Given passage:
At the dinner, held in tribute to Sir Stanley Matthews on his 80th birthday, the Labour leader will warn that the game is in danger of being "tainted by greed".

Mr Blair, shocked at the £7m paid by Manchester United to Newcastle for the striker Andy Cole, his son Nicky's football idol, will question how any player can be worth so much. Sir Stanley, the greatest name in the game, commanded only £2,500 in 1961, MrBlair will point out.

His speech will tell the clubs they cannot take fans for granted, saying: "People might begin to think there is a link between the higher prices they pay for seats and the multi-million- pound transfers and wages which Sir Stanley could only dream of."

Lamenting that money has become a dominant motivation in the game, he will continue: "Football remains the people's sport, but for many people it is becoming too costly." Tickets, travel and souvenirs have made it a very pricey pastime.

Mr Blair insists: "There is a market, certainly, but there is a community too. Football clubs are part of it."

Spatial layout data
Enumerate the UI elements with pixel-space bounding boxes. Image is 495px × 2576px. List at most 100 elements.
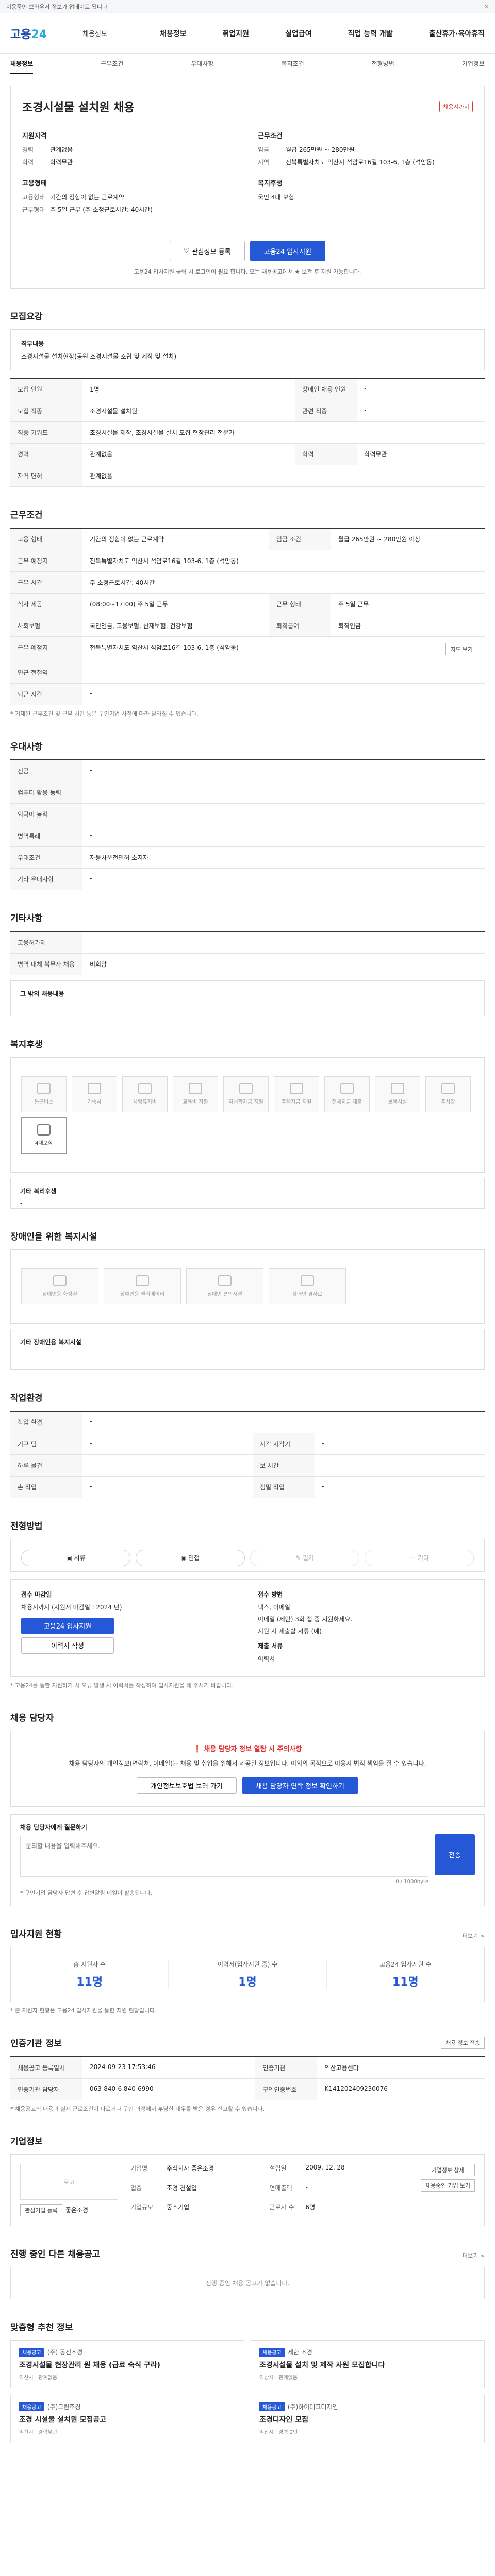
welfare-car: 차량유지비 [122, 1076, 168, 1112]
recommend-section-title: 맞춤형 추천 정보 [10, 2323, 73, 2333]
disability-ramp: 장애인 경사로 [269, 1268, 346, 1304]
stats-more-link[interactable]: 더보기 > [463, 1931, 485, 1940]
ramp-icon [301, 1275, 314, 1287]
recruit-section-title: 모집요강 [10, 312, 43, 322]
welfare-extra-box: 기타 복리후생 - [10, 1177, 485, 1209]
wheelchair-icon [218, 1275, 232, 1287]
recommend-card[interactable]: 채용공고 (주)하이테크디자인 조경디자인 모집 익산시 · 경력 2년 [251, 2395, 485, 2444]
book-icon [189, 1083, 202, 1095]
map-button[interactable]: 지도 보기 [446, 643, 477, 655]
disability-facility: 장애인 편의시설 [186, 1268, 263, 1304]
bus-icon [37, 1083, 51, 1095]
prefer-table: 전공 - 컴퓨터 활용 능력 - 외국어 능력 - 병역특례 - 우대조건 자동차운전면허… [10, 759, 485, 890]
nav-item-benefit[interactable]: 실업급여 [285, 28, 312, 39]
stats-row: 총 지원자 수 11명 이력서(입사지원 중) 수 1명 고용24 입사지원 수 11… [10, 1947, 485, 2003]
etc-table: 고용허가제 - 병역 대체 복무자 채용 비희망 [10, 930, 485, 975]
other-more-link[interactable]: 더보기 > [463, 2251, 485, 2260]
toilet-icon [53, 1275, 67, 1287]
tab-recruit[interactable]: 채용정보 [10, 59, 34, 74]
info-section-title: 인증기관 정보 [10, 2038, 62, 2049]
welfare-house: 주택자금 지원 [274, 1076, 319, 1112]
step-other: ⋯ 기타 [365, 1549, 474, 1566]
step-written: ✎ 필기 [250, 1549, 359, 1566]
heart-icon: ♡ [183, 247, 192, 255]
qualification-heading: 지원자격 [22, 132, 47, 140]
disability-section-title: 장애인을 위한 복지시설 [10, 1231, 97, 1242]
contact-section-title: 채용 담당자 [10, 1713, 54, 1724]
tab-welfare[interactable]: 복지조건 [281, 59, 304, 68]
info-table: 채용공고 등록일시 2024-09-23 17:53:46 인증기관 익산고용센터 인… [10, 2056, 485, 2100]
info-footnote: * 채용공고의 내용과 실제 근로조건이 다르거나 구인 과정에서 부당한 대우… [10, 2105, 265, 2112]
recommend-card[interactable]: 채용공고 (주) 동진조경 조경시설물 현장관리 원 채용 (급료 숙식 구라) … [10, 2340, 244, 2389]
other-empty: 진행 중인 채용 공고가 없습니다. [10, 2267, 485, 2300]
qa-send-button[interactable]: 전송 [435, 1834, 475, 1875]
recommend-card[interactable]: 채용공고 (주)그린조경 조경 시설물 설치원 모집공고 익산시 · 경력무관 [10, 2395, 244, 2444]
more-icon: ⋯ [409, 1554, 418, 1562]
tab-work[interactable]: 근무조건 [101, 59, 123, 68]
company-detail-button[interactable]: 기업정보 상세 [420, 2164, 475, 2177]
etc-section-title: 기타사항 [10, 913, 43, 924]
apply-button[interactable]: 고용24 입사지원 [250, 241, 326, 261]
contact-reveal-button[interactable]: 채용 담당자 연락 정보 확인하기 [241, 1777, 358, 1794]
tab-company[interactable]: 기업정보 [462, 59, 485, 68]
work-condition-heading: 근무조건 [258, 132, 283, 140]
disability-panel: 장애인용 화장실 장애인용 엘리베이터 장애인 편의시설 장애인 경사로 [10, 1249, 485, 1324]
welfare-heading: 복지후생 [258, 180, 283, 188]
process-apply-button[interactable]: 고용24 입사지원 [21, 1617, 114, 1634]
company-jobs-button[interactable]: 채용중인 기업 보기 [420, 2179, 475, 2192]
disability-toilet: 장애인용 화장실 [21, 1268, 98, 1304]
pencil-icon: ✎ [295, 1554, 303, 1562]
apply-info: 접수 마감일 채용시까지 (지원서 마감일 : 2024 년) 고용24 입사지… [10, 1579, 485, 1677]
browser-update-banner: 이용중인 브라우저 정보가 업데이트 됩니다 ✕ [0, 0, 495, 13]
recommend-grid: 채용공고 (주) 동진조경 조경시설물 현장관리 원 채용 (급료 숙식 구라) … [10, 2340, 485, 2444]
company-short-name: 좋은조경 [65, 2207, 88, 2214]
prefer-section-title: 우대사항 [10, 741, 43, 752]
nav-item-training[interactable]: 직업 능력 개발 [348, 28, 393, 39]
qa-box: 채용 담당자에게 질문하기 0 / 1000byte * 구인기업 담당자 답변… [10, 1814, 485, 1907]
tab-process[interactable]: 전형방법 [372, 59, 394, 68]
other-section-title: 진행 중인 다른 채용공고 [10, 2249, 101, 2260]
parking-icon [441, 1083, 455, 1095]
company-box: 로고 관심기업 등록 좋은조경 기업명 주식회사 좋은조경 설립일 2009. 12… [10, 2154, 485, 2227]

Stated goal 1:
Please rewrite the report on Mr Blair's football speech between "His speech will" and "very pricey pastime.", inclusive, changing "pricey" to "expensive".
Stated goal 2:
Write what comes next in the report on Mr Blair's football speech, starting after its final sentence.

Expected output 1:
His speech will tell the clubs they cannot take fans for granted, saying: "People might begin to think there is a link between the higher prices they pay for seats and the multi-million- pound transfers and wages which Sir Stanley could only dream of."

Lamenting that money has become a dominant motivation in the game, he will continue: "Football remains the people's sport, but for many people it is becoming too costly." Tickets, travel and souvenirs have made it a very expensive pastime.

Expected output 2:
He is particularly critical of the high cost of football strips marketed by the clubs. "There is a fine line between marketing and exploitation. Fashion cannot justify the constant change of strips which parents are then pressurised to buy."

The Labour leader, once a Newcastle fan, prefers to play tennis in private - though he has been tempted by photographers into kicking a ball around the garden of his Islington home. He is unhappy about the boosting of individual players at the expense ofteam values, and the rampant commercialisation that leaves some clubs bigger and richer while others go to the wall.

"We have to reflect on whether the sport has become tainted," he will tell the tribute dinner. "I am not saying it has. I merely observe the extent to which the game has changed, the extent to which money is so often its motivation."